**Set exercise:** Pick out each line below containing "circle".

**Source records:**
----------------
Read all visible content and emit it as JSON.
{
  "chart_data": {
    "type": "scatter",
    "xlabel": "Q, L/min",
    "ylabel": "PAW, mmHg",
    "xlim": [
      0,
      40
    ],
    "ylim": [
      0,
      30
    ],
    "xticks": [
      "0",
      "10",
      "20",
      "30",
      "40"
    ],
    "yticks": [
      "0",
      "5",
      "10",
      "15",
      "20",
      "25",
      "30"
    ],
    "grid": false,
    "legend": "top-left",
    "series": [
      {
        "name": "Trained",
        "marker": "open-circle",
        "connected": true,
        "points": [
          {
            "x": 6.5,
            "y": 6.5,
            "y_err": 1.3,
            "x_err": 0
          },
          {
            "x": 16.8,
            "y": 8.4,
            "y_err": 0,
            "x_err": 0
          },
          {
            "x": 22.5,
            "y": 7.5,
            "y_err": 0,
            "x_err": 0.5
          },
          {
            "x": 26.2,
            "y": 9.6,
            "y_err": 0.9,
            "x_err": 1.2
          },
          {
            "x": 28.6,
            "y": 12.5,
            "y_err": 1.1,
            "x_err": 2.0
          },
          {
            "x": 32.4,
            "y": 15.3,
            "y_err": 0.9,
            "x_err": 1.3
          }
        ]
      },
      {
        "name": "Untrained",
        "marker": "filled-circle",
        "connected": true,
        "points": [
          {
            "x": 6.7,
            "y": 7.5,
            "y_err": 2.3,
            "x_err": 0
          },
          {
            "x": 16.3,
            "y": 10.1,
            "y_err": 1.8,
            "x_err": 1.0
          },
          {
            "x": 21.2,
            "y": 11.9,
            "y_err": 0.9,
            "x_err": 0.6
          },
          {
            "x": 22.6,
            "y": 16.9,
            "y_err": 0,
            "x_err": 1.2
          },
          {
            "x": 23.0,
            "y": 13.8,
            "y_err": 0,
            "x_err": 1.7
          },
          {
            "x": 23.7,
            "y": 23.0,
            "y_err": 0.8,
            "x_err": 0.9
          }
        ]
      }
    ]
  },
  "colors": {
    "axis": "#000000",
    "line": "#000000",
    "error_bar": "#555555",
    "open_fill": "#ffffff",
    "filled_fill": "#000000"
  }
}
----------------
**Expected answer:**
        "marker": "open-circle",
        "marker": "filled-circle",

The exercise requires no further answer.